> [EXERCISE GOAL] Would you repeat the listing exactly but omit every picture?

(Entries with figure data)
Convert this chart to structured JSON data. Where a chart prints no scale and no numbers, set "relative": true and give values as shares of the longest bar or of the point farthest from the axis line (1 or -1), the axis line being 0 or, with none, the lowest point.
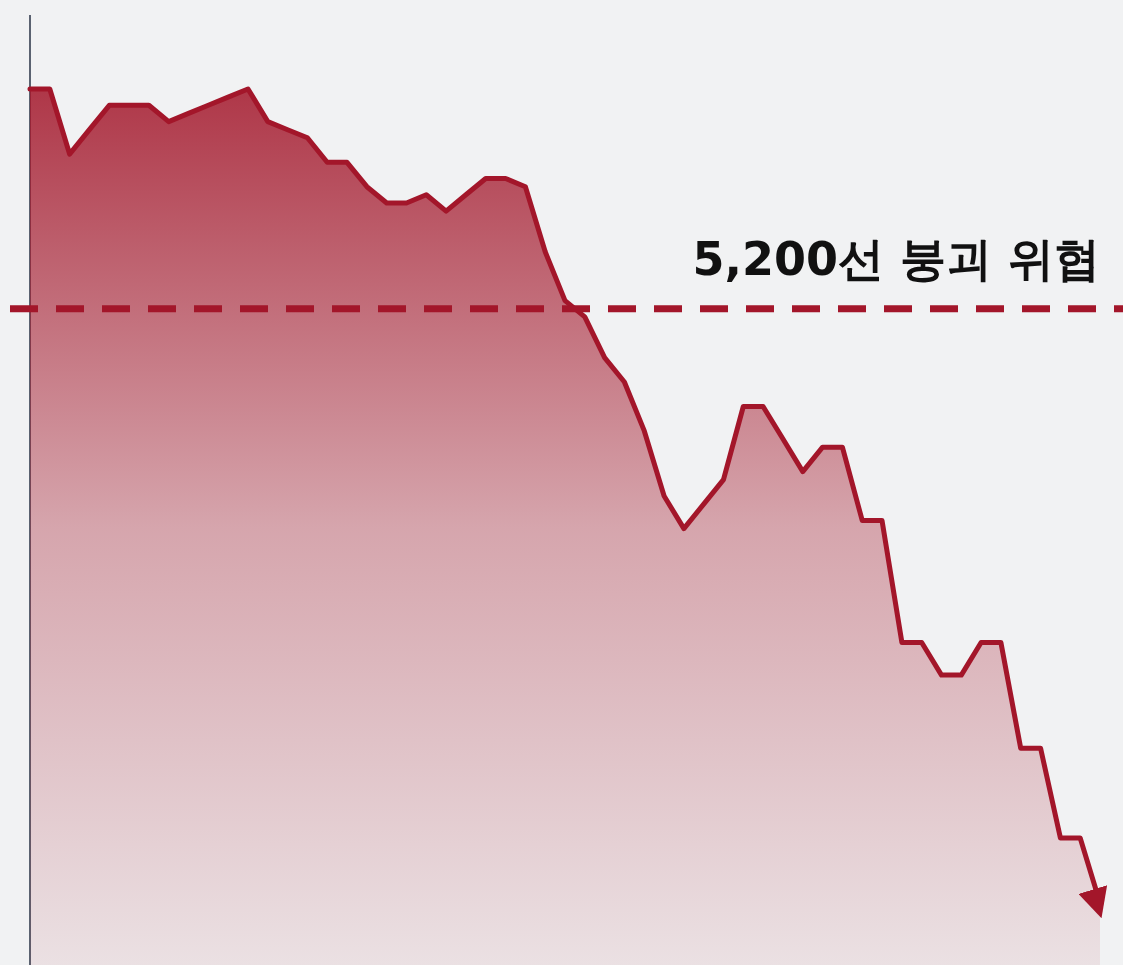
{
  "chart_data": {
    "type": "area",
    "relative": true,
    "categories": [
      null,
      null,
      null,
      null,
      null,
      null,
      null,
      null,
      null,
      null,
      null,
      null,
      null,
      null,
      null,
      null,
      null,
      null,
      null,
      null,
      null,
      null,
      null,
      null,
      null,
      null,
      null,
      null,
      null,
      null,
      null,
      null,
      null,
      null,
      null,
      null,
      null,
      null,
      null,
      null,
      null,
      null,
      null,
      null,
      null,
      null,
      null,
      null,
      null,
      null,
      null,
      null,
      null,
      null,
      null
    ],
    "series": [
      {
        "color": "#a3162a",
        "values": [
          1.0,
          1.0,
          0.92,
          0.95,
          0.98,
          0.98,
          0.98,
          0.96,
          0.97,
          0.98,
          0.99,
          1.0,
          0.96,
          0.95,
          0.94,
          0.91,
          0.91,
          0.88,
          0.86,
          0.86,
          0.87,
          0.85,
          0.87,
          0.89,
          0.89,
          0.88,
          0.8,
          0.74,
          0.72,
          0.67,
          0.64,
          0.58,
          0.5,
          0.46,
          0.49,
          0.52,
          0.61,
          0.61,
          0.57,
          0.53,
          0.56,
          0.56,
          0.47,
          0.47,
          0.32,
          0.32,
          0.28,
          0.28,
          0.32,
          0.32,
          0.19,
          0.19,
          0.08,
          0.08,
          0.0
        ]
      }
    ],
    "ref_lines": [
      {
        "axis": "y",
        "value": 0.73,
        "label": "5,200선 붕괴 위협",
        "color": "#a3162a",
        "line_style": "dashed"
      }
    ]
  }
}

> [EXERCISE ANSWER]
Convert this chart to structured JSON data. Where a chart prints no scale and no numbers, set "relative": true and give values as shares of the longest bar or of the point farthest from the axis line (1 or -1), the axis line being 0 or, with none, the lowest point.
{
  "chart_data": {
    "type": "area",
    "relative": true,
    "categories": [
      null,
      null,
      null,
      null,
      null,
      null,
      null,
      null,
      null,
      null,
      null,
      null,
      null,
      null,
      null,
      null,
      null,
      null,
      null,
      null,
      null,
      null,
      null,
      null,
      null,
      null,
      null,
      null,
      null,
      null,
      null,
      null,
      null,
      null,
      null,
      null,
      null,
      null,
      null,
      null,
      null,
      null,
      null,
      null,
      null,
      null,
      null,
      null,
      null,
      null,
      null,
      null,
      null,
      null,
      null
    ],
    "series": [
      {
        "color": "#a3162a",
        "values": [
          1.0,
          1.0,
          0.92,
          0.95,
          0.98,
          0.98,
          0.98,
          0.96,
          0.97,
          0.98,
          0.99,
          1.0,
          0.96,
          0.95,
          0.94,
          0.91,
          0.91,
          0.88,
          0.86,
          0.86,
          0.87,
          0.85,
          0.87,
          0.89,
          0.89,
          0.88,
          0.8,
          0.74,
          0.72,
          0.67,
          0.64,
          0.58,
          0.5,
          0.46,
          0.49,
          0.52,
          0.61,
          0.61,
          0.57,
          0.53,
          0.56,
          0.56,
          0.47,
          0.47,
          0.32,
          0.32,
          0.28,
          0.28,
          0.32,
          0.32,
          0.19,
          0.19,
          0.08,
          0.08,
          0.0
        ]
      }
    ],
    "ref_lines": [
      {
        "axis": "y",
        "value": 0.73,
        "label": "5,200선 붕괴 위협",
        "color": "#a3162a",
        "line_style": "dashed"
      }
    ]
  }
}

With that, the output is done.